PROBLEM: Which lines in the items below contain the string "punto"? Copy each of those lines in full.

DATASET EXCERPTS:
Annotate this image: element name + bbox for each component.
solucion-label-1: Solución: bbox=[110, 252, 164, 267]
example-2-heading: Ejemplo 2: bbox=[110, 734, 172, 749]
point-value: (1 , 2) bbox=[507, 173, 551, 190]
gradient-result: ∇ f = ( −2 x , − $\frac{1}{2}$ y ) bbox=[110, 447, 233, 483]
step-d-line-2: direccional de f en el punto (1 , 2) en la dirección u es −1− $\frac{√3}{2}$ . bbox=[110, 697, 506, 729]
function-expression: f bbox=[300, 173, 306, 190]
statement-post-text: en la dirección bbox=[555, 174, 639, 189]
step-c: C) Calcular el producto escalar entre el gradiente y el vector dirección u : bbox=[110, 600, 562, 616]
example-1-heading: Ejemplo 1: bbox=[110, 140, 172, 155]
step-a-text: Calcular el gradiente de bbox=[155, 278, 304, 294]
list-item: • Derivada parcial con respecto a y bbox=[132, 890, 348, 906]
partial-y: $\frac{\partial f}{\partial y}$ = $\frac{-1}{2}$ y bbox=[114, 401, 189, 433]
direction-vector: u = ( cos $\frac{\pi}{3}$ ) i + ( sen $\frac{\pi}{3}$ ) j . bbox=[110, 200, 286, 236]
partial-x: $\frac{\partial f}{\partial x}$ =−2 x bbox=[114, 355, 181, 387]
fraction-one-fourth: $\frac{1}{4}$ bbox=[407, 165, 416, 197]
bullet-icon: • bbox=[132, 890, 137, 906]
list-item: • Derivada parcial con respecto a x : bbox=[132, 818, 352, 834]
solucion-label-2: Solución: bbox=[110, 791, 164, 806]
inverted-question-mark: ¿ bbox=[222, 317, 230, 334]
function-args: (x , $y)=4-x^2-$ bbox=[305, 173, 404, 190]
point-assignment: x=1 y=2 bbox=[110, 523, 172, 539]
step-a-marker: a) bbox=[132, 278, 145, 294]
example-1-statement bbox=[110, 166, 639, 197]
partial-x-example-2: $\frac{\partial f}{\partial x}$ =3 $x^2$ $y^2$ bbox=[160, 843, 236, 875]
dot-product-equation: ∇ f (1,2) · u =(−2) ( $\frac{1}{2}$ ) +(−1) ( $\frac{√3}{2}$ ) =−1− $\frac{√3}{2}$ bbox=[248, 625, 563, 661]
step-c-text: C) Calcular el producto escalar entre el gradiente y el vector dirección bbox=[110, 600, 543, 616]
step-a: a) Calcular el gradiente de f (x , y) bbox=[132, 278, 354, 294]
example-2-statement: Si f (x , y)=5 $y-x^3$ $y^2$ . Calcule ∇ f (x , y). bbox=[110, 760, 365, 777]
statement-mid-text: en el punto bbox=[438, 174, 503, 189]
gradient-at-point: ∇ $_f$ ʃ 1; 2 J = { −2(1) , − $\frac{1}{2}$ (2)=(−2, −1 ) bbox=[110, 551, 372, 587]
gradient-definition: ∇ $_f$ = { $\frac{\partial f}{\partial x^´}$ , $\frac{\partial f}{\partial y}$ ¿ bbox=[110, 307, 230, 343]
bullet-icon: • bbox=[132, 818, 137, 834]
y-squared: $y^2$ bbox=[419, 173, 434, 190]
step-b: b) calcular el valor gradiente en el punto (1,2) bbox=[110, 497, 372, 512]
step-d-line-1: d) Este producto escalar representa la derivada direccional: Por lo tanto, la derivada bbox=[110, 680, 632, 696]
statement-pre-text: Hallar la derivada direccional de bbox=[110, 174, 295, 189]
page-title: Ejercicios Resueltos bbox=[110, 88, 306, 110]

EXPECTED ANSWER:
step-d-line-2: direccional de f en el punto (1 , 2) en la dirección u es −1− $\frac{√3}{2}$ . bbox=[110, 697, 506, 729]
statement-mid-text: en el punto bbox=[438, 174, 503, 189]
step-b: b) calcular el valor gradiente en el punto (1,2) bbox=[110, 497, 372, 512]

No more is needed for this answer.